▶ _Task data_:
-------

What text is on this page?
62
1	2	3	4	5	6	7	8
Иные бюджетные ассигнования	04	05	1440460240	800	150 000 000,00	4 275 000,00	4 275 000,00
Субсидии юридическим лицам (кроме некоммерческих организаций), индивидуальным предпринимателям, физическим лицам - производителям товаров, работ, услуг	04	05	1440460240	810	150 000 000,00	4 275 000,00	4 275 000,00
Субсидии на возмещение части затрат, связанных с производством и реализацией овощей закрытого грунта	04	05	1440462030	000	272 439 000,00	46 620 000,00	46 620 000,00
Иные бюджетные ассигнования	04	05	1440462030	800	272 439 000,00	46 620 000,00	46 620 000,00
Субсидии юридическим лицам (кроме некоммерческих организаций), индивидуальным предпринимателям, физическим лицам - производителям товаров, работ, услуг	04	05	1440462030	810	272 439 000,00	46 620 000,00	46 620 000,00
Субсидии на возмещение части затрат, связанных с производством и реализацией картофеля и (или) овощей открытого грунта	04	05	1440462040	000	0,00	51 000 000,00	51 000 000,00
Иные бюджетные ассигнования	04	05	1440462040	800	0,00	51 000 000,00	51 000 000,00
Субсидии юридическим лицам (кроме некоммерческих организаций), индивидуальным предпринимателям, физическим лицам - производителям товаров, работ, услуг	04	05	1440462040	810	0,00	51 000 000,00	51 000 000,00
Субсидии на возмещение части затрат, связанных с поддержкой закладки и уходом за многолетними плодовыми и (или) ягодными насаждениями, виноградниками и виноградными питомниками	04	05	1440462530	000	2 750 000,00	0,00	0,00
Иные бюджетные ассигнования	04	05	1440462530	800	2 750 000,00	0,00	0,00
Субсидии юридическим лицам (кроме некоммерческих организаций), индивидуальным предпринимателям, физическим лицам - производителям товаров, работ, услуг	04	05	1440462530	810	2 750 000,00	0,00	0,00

-------

▶ _Work to complete_:
Reply with only the number of lines in the material above where the string "овощей" appears.

▶ _Result below_:
2